> **DATASET**:

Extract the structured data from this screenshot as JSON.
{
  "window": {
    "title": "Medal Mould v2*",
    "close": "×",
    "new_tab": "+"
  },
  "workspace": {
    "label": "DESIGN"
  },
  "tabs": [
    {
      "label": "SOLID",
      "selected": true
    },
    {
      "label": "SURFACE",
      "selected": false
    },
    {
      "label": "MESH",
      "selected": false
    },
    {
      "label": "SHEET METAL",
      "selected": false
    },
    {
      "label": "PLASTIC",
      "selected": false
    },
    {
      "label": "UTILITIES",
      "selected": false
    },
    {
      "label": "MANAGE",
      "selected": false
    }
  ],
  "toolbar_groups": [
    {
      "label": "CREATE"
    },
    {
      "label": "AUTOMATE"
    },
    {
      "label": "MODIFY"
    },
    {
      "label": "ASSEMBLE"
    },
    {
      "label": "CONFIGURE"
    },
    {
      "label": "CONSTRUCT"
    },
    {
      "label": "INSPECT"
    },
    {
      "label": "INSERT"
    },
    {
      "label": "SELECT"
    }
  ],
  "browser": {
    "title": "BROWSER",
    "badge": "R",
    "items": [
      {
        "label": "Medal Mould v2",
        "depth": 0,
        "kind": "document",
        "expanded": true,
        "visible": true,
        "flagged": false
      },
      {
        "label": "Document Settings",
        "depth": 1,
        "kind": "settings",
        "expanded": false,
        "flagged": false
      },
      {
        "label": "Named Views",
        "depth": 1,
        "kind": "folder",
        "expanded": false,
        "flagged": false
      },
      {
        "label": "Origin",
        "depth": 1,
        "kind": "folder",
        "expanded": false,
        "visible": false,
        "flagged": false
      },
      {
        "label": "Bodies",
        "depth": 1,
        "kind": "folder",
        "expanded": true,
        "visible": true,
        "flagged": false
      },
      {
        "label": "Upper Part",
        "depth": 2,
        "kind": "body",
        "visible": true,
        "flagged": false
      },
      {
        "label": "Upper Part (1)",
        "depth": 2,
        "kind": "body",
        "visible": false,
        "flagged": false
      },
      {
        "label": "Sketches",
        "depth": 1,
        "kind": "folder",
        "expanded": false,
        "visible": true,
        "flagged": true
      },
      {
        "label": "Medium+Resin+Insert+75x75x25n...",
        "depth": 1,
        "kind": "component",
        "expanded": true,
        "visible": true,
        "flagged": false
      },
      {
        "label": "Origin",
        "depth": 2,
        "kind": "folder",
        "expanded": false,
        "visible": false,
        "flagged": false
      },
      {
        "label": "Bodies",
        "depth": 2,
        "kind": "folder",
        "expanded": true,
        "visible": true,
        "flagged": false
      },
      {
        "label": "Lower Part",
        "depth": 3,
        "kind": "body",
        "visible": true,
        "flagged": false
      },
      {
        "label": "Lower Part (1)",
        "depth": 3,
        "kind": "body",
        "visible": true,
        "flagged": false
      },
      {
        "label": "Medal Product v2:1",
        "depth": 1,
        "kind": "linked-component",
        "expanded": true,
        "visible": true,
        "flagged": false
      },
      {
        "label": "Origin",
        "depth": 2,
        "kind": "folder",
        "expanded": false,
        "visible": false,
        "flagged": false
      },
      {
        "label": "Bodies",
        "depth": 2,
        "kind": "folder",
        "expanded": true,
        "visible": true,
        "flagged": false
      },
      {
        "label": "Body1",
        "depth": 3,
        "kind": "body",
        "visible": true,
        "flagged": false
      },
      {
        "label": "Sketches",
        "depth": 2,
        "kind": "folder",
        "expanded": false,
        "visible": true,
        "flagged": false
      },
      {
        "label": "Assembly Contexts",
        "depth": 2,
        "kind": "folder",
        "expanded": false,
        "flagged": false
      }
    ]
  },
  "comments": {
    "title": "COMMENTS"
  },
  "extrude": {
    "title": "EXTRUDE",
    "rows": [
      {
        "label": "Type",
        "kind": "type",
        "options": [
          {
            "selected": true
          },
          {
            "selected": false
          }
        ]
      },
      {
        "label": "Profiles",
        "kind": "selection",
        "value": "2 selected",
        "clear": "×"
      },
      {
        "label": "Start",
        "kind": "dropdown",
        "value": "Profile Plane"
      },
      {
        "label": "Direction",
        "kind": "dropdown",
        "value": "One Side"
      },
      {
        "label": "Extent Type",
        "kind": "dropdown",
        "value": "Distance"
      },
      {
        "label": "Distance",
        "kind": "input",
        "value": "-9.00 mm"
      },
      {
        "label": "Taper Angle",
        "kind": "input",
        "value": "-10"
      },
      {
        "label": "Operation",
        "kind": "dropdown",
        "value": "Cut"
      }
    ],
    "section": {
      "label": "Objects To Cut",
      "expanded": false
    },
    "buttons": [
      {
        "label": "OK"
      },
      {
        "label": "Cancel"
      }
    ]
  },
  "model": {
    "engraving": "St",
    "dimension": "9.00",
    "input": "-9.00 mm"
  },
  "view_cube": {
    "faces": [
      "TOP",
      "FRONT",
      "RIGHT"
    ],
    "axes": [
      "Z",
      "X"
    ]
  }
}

> **REQUEST**: Exact copies of all the records are required.

> **WORKED SOLUTION**:
Extract the structured data from this screenshot as JSON.
{
  "window": {
    "title": "Medal Mould v2*",
    "close": "×",
    "new_tab": "+"
  },
  "workspace": {
    "label": "DESIGN"
  },
  "tabs": [
    {
      "label": "SOLID",
      "selected": true
    },
    {
      "label": "SURFACE",
      "selected": false
    },
    {
      "label": "MESH",
      "selected": false
    },
    {
      "label": "SHEET METAL",
      "selected": false
    },
    {
      "label": "PLASTIC",
      "selected": false
    },
    {
      "label": "UTILITIES",
      "selected": false
    },
    {
      "label": "MANAGE",
      "selected": false
    }
  ],
  "toolbar_groups": [
    {
      "label": "CREATE"
    },
    {
      "label": "AUTOMATE"
    },
    {
      "label": "MODIFY"
    },
    {
      "label": "ASSEMBLE"
    },
    {
      "label": "CONFIGURE"
    },
    {
      "label": "CONSTRUCT"
    },
    {
      "label": "INSPECT"
    },
    {
      "label": "INSERT"
    },
    {
      "label": "SELECT"
    }
  ],
  "browser": {
    "title": "BROWSER",
    "badge": "R",
    "items": [
      {
        "label": "Medal Mould v2",
        "depth": 0,
        "kind": "document",
        "expanded": true,
        "visible": true,
        "flagged": false
      },
      {
        "label": "Document Settings",
        "depth": 1,
        "kind": "settings",
        "expanded": false,
        "flagged": false
      },
      {
        "label": "Named Views",
        "depth": 1,
        "kind": "folder",
        "expanded": false,
        "flagged": false
      },
      {
        "label": "Origin",
        "depth": 1,
        "kind": "folder",
        "expanded": false,
        "visible": false,
        "flagged": false
      },
      {
        "label": "Bodies",
        "depth": 1,
        "kind": "folder",
        "expanded": true,
        "visible": true,
        "flagged": false
      },
      {
        "label": "Upper Part",
        "depth": 2,
        "kind": "body",
        "visible": true,
        "flagged": false
      },
      {
        "label": "Upper Part (1)",
        "depth": 2,
        "kind": "body",
        "visible": false,
        "flagged": false
      },
      {
        "label": "Sketches",
        "depth": 1,
        "kind": "folder",
        "expanded": false,
        "visible": true,
        "flagged": true
      },
      {
        "label": "Medium+Resin+Insert+75x75x25n...",
        "depth": 1,
        "kind": "component",
        "expanded": true,
        "visible": true,
        "flagged": false
      },
      {
        "label": "Origin",
        "depth": 2,
        "kind": "folder",
        "expanded": false,
        "visible": false,
        "flagged": false
      },
      {
        "label": "Bodies",
        "depth": 2,
        "kind": "folder",
        "expanded": true,
        "visible": true,
        "flagged": false
      },
      {
        "label": "Lower Part",
        "depth": 3,
        "kind": "body",
        "visible": true,
        "flagged": false
      },
      {
        "label": "Lower Part (1)",
        "depth": 3,
        "kind": "body",
        "visible": true,
        "flagged": false
      },
      {
        "label": "Medal Product v2:1",
        "depth": 1,
        "kind": "linked-component",
        "expanded": true,
        "visible": true,
        "flagged": false
      },
      {
        "label": "Origin",
        "depth": 2,
        "kind": "folder",
        "expanded": false,
        "visible": false,
        "flagged": false
      },
      {
        "label": "Bodies",
        "depth": 2,
        "kind": "folder",
        "expanded": true,
        "visible": true,
        "flagged": false
      },
      {
        "label": "Body1",
        "depth": 3,
        "kind": "body",
        "visible": true,
        "flagged": false
      },
      {
        "label": "Sketches",
        "depth": 2,
        "kind": "folder",
        "expanded": false,
        "visible": true,
        "flagged": false
      },
      {
        "label": "Assembly Contexts",
        "depth": 2,
        "kind": "folder",
        "expanded": false,
        "flagged": false
      }
    ]
  },
  "comments": {
    "title": "COMMENTS"
  },
  "extrude": {
    "title": "EXTRUDE",
    "rows": [
      {
        "label": "Type",
        "kind": "type",
        "options": [
          {
            "selected": true
          },
          {
            "selected": false
          }
        ]
      },
      {
        "label": "Profiles",
        "kind": "selection",
        "value": "2 selected",
        "clear": "×"
      },
      {
        "label": "Start",
        "kind": "dropdown",
        "value": "Profile Plane"
      },
      {
        "label": "Direction",
        "kind": "dropdown",
        "value": "One Side"
      },
      {
        "label": "Extent Type",
        "kind": "dropdown",
        "value": "Distance"
      },
      {
        "label": "Distance",
        "kind": "input",
        "value": "-9.00 mm"
      },
      {
        "label": "Taper Angle",
        "kind": "input",
        "value": "-10"
      },
      {
        "label": "Operation",
        "kind": "dropdown",
        "value": "Cut"
      }
    ],
    "section": {
      "label": "Objects To Cut",
      "expanded": false
    },
    "buttons": [
      {
        "label": "OK"
      },
      {
        "label": "Cancel"
      }
    ]
  },
  "model": {
    "engraving": "St",
    "dimension": "9.00",
    "input": "-9.00 mm"
  },
  "view_cube": {
    "faces": [
      "TOP",
      "FRONT",
      "RIGHT"
    ],
    "axes": [
      "Z",
      "X"
    ]
  }
}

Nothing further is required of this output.